-- Provided information start --
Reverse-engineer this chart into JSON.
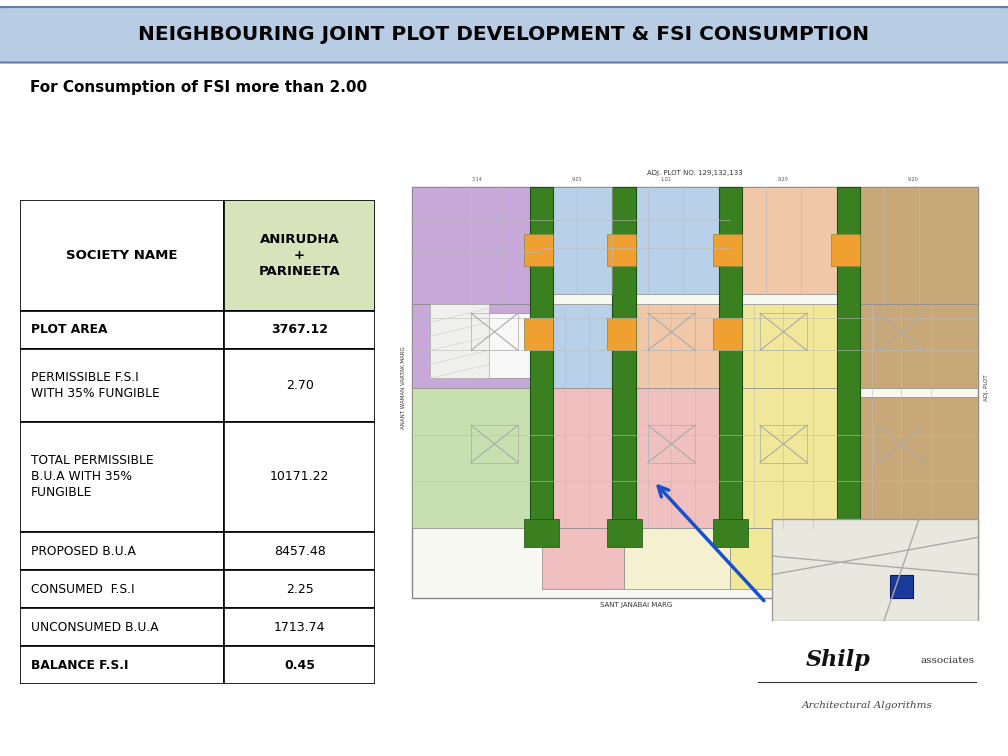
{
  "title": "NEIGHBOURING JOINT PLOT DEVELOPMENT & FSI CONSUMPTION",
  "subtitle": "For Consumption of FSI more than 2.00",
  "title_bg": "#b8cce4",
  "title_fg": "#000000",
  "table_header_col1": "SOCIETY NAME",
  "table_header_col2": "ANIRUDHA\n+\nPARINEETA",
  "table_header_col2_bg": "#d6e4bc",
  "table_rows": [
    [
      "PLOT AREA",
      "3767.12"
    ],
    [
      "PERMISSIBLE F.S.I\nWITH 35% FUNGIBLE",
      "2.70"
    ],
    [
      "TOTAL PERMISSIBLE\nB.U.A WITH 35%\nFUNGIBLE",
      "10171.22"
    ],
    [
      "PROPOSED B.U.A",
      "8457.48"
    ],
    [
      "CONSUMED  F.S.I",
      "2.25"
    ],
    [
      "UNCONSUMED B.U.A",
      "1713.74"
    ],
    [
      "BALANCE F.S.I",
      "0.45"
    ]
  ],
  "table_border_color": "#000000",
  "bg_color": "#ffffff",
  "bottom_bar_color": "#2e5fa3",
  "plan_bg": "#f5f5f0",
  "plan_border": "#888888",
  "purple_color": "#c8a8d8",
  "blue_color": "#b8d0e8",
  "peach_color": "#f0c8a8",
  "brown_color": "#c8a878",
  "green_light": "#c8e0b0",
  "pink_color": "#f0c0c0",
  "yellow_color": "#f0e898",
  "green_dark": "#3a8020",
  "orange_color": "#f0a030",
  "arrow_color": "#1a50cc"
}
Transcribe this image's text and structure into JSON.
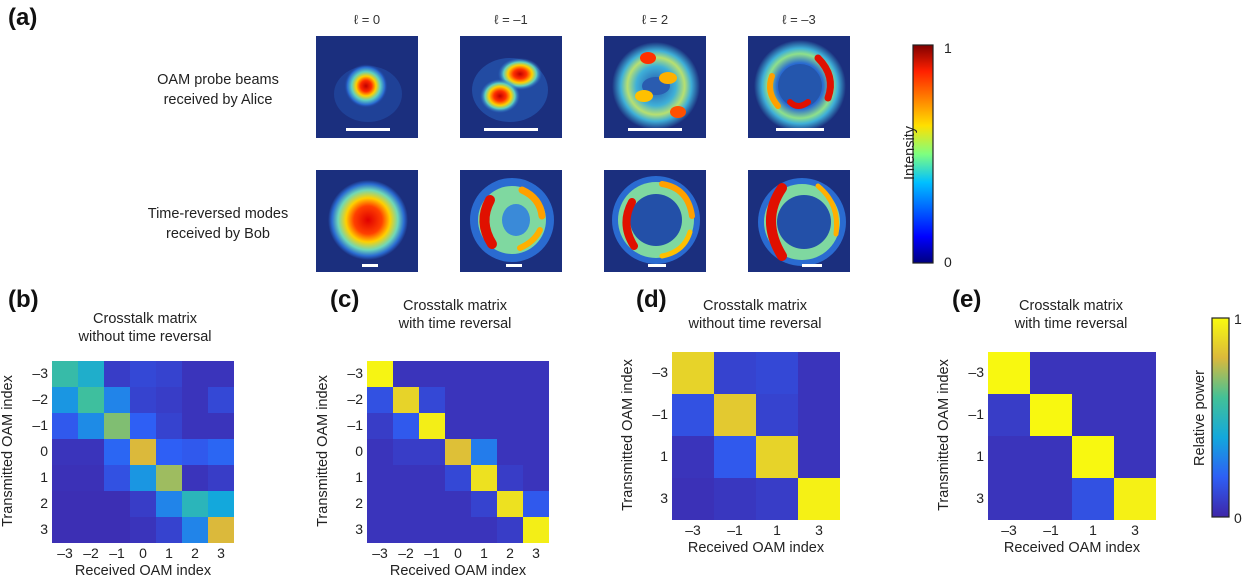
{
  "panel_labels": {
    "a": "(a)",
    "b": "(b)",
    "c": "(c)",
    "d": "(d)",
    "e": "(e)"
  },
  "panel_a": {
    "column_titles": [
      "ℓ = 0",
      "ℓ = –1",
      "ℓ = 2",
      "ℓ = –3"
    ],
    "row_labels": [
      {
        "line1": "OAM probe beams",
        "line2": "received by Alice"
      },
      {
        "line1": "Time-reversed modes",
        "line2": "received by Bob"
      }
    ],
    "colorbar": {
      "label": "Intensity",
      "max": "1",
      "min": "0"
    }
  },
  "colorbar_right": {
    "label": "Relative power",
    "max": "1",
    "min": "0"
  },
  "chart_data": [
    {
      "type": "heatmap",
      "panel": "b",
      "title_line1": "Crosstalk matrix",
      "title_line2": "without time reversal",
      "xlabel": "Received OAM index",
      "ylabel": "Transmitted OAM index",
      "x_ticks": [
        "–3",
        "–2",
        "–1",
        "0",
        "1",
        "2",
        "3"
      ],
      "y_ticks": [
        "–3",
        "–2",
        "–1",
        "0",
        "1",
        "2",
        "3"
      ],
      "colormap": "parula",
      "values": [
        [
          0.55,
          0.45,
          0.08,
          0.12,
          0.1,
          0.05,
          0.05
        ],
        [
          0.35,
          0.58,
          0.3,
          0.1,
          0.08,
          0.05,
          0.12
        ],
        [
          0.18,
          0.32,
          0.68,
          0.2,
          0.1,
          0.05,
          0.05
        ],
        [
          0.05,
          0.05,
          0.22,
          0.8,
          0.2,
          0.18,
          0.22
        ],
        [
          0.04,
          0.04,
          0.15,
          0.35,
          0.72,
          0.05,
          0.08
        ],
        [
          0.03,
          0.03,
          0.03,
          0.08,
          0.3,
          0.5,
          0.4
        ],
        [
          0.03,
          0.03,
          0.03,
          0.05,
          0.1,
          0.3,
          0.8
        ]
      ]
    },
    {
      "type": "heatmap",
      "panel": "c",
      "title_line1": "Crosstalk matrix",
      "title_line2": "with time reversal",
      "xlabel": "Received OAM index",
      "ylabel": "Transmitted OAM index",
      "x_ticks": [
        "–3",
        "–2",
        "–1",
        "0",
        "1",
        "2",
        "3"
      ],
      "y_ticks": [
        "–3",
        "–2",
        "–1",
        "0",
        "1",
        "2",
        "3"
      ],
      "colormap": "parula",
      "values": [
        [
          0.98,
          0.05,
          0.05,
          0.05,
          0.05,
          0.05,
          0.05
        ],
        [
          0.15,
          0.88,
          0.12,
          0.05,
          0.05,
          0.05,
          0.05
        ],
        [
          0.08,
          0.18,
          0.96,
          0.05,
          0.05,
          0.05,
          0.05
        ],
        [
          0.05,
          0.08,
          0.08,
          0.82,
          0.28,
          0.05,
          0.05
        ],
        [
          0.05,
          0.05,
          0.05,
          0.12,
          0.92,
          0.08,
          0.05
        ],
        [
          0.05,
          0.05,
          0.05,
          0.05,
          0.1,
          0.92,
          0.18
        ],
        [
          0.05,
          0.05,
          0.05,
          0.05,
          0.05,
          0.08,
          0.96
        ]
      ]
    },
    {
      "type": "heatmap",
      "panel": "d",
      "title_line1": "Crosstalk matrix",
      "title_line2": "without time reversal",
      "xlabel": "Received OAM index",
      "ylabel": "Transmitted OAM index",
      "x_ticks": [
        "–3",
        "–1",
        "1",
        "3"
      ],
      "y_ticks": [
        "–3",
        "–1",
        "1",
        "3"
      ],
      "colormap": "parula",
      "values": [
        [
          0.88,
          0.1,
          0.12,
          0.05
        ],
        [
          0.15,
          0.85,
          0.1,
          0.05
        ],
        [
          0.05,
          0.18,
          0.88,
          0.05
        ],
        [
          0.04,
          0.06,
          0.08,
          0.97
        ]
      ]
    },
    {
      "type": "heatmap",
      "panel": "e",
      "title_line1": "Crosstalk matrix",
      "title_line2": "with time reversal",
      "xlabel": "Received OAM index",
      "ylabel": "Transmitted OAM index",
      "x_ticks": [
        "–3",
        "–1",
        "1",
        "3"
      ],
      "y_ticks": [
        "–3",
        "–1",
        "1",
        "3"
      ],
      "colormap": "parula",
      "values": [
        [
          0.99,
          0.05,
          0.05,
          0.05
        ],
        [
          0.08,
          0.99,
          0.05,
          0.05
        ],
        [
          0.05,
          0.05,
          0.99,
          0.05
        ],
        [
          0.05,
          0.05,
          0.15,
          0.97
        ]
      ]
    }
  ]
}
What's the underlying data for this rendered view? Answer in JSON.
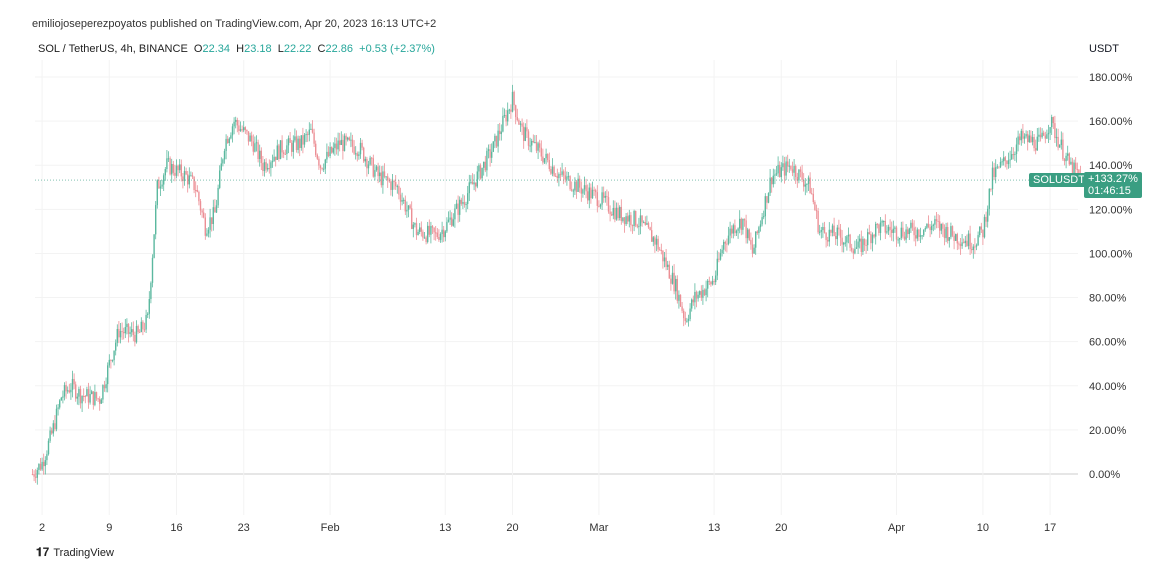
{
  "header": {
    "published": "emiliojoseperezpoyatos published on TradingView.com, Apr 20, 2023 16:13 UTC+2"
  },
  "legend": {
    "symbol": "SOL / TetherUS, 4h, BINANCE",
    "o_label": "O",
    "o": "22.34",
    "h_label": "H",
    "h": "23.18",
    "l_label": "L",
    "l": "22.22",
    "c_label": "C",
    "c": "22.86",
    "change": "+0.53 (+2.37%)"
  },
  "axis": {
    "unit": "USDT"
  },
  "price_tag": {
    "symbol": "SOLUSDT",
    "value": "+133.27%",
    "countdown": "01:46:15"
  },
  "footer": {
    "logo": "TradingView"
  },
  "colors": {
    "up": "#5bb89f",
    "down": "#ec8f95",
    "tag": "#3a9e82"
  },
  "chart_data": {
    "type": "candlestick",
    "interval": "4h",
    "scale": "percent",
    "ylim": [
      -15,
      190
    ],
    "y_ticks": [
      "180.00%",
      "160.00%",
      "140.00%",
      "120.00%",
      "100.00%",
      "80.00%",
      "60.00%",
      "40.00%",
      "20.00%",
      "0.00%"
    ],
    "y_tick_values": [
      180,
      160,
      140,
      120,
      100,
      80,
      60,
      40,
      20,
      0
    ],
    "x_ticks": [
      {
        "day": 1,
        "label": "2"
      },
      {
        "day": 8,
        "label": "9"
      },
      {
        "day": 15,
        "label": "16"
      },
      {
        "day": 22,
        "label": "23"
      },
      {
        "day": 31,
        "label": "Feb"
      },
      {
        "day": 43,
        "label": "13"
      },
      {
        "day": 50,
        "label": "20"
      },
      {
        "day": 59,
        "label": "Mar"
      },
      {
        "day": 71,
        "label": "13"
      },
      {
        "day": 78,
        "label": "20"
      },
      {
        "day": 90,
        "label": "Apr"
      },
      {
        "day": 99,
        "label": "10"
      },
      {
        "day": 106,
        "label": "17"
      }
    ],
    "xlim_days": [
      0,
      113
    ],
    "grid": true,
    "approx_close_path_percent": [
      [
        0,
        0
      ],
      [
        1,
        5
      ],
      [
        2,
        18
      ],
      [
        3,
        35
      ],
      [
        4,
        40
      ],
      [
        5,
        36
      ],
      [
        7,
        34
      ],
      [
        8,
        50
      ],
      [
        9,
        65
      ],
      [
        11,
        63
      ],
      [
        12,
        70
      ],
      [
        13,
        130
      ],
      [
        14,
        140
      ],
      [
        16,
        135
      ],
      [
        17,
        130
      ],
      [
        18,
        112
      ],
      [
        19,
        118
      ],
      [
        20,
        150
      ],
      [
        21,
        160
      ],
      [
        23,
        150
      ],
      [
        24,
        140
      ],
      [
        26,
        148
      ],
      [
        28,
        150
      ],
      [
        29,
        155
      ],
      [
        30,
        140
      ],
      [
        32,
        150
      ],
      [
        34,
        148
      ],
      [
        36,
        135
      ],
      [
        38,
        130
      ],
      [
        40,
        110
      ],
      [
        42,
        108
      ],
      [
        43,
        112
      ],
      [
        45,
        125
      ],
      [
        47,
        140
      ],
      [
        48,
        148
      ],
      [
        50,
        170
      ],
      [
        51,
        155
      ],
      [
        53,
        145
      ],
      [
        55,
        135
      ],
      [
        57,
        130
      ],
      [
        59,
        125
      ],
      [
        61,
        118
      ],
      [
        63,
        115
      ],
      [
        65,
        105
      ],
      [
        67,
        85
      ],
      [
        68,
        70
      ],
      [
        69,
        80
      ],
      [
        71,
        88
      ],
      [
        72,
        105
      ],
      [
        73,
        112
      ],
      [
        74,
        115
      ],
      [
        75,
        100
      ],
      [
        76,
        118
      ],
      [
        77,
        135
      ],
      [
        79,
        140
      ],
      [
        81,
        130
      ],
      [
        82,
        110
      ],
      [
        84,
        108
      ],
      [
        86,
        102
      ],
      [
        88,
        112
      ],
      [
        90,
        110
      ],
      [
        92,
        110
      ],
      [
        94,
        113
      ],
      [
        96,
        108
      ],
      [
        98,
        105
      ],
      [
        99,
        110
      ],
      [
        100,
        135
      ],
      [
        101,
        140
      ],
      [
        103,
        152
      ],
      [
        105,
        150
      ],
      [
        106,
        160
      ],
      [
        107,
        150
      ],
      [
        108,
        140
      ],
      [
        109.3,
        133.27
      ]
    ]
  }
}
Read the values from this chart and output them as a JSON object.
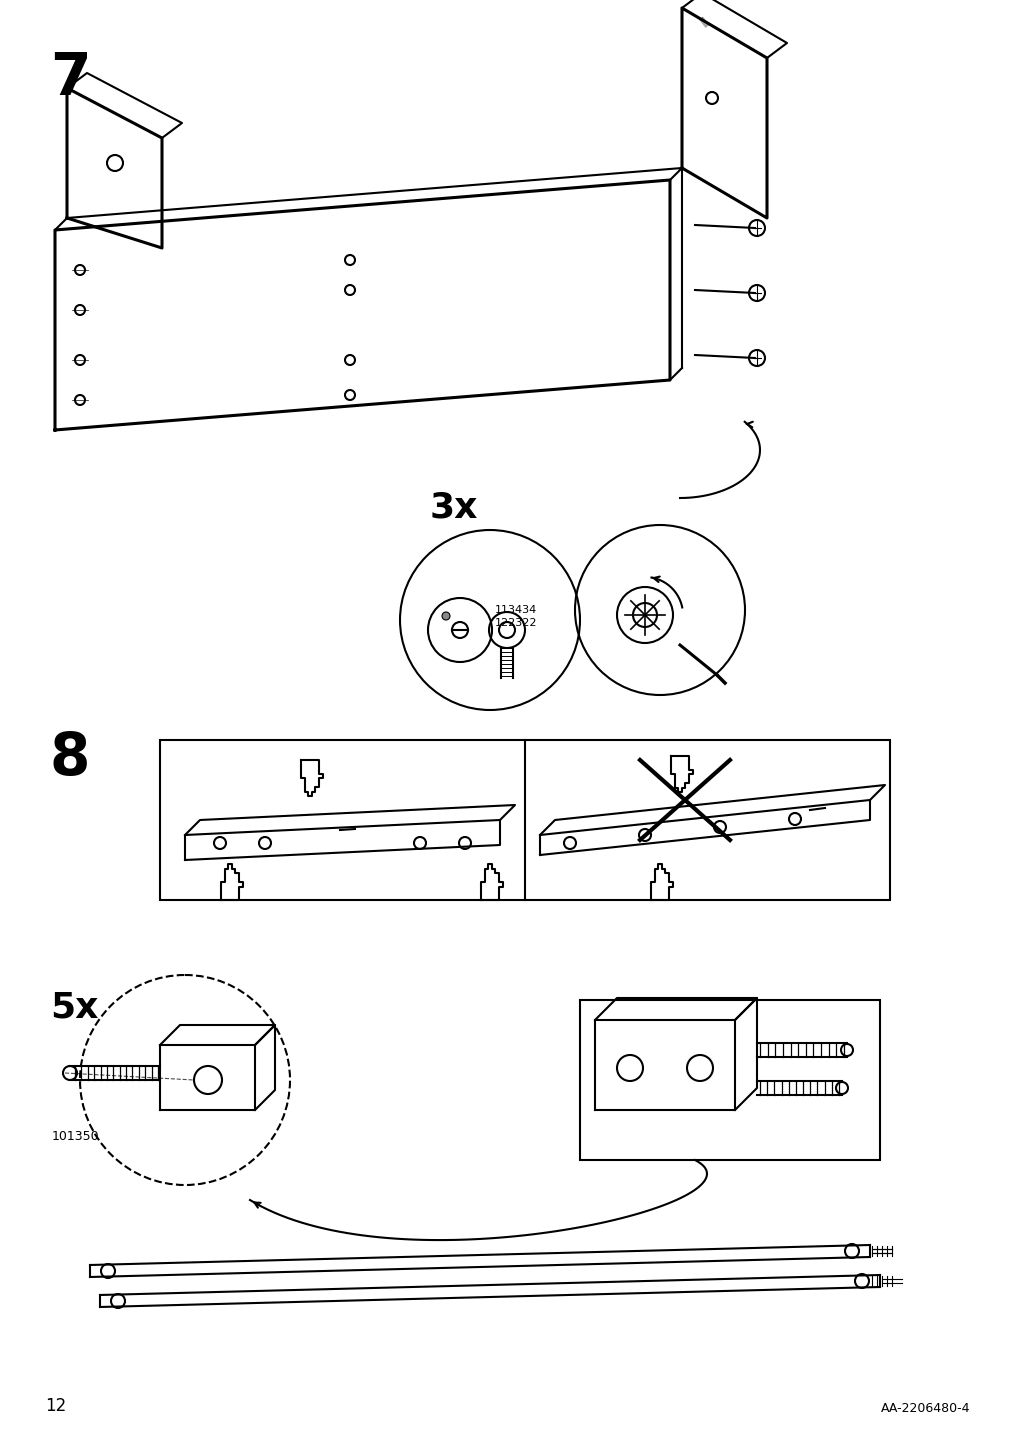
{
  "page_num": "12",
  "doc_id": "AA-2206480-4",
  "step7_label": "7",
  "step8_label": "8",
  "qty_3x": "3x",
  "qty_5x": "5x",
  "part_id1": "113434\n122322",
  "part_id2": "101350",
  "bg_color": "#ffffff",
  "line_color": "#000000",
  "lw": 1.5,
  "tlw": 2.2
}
-- Provided information end --
§ Exercise
Which lines contain "symbol"? Copy each of them out.

§ Worked answer
    "symbol": "SOL / TetherUS, 4h, BINANCE",
    "symbol": "SOLUSDT",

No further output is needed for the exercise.